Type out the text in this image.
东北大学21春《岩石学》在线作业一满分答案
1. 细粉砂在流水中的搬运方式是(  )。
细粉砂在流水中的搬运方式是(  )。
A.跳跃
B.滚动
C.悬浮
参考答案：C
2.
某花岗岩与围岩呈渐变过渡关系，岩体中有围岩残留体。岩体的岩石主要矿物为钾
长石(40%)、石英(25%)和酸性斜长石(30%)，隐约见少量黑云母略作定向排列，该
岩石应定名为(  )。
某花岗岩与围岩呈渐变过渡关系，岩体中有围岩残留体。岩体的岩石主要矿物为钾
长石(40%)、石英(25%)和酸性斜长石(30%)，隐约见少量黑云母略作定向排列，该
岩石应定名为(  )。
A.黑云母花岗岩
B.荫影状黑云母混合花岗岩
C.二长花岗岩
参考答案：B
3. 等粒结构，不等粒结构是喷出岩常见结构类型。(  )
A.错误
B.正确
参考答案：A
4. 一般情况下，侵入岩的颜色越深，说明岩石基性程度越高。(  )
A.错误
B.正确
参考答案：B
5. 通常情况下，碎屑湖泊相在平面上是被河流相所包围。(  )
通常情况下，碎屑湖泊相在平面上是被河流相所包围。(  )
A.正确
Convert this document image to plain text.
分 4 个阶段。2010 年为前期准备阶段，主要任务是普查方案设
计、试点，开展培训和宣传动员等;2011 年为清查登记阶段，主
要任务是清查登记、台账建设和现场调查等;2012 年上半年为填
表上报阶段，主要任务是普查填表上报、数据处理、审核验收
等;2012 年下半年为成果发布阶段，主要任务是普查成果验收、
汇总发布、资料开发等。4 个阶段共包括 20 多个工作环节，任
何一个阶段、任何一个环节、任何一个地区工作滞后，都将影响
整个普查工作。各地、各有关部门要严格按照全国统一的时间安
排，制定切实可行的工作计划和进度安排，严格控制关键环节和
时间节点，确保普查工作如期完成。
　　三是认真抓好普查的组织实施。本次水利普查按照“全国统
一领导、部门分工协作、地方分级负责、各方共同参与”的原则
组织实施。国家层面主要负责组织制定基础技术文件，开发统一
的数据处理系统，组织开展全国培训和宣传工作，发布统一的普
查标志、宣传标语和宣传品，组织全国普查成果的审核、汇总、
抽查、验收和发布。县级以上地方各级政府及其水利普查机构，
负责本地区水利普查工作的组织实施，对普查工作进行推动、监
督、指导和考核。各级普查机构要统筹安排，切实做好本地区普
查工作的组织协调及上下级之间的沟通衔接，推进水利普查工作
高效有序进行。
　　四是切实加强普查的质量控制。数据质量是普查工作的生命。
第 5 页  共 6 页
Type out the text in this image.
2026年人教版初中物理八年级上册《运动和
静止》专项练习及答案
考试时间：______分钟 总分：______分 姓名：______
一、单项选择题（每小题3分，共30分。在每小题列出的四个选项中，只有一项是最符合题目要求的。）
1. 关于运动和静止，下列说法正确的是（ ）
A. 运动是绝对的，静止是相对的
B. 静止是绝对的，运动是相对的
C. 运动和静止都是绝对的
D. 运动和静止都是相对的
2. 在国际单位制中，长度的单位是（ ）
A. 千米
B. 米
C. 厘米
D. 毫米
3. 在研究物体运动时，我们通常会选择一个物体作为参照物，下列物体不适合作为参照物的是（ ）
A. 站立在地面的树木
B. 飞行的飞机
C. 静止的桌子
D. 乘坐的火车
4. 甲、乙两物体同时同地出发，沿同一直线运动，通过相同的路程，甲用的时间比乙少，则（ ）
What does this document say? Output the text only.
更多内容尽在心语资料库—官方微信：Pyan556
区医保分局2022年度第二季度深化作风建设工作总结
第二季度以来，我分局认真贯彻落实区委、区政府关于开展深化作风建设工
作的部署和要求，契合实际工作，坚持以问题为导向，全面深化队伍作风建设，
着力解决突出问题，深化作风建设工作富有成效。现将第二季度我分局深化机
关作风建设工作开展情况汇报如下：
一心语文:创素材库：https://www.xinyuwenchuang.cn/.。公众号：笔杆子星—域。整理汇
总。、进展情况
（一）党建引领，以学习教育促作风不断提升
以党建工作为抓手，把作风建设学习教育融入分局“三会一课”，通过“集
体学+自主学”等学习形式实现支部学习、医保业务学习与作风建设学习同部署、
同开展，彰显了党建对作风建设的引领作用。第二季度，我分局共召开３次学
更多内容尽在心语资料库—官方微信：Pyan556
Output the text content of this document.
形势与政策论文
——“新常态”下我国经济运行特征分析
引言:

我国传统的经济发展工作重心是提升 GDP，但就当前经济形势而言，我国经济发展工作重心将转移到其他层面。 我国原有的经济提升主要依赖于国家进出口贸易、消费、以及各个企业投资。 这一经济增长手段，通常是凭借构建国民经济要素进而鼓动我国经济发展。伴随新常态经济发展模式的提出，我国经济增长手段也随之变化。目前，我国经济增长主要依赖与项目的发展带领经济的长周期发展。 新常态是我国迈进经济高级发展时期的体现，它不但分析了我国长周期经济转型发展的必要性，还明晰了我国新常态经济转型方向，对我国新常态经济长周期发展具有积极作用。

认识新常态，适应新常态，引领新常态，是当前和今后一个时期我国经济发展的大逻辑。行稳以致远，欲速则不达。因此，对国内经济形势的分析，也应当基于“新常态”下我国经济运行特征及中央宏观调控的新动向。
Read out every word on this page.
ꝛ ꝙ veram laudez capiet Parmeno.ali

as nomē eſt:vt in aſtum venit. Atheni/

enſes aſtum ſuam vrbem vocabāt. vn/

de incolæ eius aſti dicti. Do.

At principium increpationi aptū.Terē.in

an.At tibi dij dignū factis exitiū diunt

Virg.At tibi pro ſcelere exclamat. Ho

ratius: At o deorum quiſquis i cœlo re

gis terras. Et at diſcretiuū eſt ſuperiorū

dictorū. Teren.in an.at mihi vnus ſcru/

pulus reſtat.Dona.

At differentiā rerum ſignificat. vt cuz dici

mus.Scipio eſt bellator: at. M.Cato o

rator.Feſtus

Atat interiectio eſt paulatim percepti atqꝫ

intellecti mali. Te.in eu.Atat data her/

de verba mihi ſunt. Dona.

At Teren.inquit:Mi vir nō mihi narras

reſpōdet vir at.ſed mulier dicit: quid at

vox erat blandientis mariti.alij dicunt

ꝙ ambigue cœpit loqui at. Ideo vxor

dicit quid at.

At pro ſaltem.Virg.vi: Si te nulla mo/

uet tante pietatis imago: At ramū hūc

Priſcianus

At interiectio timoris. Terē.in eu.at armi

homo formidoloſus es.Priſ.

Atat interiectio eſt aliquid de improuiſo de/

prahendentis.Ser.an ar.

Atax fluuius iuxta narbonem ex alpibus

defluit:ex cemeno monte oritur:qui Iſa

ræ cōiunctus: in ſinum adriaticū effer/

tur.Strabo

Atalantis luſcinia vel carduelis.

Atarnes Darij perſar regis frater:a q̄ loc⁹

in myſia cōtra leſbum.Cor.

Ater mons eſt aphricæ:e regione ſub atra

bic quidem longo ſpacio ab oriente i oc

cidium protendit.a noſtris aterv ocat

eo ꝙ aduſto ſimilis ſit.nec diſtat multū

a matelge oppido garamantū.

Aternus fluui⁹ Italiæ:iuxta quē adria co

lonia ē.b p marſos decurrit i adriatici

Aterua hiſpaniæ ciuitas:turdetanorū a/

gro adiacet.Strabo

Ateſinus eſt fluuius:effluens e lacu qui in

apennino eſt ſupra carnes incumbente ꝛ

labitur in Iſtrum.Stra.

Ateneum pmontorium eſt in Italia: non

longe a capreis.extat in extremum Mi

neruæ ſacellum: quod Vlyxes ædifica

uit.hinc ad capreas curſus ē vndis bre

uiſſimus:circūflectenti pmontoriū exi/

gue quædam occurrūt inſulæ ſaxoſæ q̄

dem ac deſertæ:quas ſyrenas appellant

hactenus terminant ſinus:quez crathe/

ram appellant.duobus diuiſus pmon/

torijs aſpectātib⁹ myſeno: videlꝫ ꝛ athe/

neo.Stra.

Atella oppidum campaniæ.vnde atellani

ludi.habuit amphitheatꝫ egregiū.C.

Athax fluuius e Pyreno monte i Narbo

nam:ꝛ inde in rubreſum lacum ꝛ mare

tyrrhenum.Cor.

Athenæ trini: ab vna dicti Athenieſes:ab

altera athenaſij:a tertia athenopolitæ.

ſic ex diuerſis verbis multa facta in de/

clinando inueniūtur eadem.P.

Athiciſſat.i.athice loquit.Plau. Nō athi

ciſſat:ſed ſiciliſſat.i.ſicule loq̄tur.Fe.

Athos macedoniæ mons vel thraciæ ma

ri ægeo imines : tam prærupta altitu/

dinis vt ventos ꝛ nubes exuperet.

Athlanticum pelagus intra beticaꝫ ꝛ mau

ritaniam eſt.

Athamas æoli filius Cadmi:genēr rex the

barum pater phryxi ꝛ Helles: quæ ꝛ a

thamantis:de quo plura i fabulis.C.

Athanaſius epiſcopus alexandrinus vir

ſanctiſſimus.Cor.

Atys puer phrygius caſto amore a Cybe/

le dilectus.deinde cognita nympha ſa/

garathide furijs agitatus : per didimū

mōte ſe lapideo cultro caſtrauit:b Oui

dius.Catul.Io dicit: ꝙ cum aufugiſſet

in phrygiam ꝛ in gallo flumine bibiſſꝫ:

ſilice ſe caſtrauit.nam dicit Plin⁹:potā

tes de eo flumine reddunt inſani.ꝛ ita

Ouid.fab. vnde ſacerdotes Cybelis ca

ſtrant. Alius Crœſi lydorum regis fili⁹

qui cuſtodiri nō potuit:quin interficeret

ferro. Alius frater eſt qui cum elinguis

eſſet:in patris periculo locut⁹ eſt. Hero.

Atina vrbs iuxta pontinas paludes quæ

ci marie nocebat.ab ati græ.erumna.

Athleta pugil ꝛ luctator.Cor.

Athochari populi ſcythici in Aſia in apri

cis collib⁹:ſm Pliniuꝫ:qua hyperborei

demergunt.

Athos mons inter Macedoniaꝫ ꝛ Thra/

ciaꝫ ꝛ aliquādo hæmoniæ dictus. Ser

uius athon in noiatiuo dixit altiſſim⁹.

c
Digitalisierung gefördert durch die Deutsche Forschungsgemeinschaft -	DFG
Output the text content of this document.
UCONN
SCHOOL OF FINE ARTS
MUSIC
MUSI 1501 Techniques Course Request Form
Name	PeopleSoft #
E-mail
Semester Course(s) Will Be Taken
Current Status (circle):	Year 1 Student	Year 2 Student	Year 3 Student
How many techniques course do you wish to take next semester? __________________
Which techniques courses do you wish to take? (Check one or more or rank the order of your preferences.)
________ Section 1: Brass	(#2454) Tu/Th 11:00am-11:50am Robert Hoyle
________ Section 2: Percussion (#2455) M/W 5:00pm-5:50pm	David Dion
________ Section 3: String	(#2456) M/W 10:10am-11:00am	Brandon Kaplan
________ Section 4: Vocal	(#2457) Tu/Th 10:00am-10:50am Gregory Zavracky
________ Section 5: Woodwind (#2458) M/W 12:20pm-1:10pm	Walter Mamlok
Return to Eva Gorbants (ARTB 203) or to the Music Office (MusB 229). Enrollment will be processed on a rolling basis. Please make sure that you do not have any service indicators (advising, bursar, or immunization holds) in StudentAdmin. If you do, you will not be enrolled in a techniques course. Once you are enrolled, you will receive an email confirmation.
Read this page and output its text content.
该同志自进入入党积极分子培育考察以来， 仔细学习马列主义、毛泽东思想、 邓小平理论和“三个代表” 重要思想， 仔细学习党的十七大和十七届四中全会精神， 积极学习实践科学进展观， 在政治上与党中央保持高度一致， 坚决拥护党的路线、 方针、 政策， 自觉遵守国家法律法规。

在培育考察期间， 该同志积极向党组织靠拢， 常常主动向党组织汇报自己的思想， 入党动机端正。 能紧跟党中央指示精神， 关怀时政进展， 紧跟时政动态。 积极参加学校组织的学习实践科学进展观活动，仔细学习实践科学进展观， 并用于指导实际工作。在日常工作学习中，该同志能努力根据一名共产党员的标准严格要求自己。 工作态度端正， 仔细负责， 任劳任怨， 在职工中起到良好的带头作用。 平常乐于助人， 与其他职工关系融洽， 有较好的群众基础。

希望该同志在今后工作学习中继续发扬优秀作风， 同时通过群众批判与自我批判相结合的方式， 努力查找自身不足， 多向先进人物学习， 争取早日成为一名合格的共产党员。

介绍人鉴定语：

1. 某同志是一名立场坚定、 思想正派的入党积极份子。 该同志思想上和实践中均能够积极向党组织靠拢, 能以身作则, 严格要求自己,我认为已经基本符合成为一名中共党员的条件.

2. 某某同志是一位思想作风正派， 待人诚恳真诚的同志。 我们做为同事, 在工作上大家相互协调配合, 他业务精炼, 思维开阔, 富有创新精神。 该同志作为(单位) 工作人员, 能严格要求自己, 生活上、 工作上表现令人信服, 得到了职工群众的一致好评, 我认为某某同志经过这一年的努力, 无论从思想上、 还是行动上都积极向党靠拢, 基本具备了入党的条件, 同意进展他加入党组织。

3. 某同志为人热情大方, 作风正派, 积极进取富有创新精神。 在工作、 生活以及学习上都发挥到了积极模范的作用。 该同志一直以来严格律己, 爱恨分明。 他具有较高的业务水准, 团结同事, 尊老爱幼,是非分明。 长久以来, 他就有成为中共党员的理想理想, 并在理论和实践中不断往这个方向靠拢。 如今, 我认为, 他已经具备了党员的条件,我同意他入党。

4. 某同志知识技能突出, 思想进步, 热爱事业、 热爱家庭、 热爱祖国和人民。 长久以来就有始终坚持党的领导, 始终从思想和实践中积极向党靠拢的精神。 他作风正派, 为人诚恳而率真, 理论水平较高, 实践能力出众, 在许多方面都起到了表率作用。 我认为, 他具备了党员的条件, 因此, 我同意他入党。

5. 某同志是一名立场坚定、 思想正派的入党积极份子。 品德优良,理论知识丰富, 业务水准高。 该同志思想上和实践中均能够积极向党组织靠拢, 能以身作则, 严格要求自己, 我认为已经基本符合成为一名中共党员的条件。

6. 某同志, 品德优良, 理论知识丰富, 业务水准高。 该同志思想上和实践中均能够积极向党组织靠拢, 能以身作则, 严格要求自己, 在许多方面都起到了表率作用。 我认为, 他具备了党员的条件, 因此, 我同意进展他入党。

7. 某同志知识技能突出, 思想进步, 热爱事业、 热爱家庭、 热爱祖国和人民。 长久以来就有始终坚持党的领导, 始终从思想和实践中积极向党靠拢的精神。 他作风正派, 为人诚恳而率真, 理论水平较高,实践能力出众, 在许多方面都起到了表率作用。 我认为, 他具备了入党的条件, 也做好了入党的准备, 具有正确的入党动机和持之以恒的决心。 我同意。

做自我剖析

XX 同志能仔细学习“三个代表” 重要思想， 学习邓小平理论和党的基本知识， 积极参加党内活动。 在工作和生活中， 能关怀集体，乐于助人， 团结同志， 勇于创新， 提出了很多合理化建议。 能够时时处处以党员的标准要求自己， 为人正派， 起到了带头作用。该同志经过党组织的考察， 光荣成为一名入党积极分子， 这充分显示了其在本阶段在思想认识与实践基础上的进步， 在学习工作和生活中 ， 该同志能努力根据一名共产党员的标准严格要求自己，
----
> _EXERCISE GOAL_:
Going through the data above, count the lines where the string "dicti" appears, and answer with only that number.

> _COMPLETE ANSWER_:
2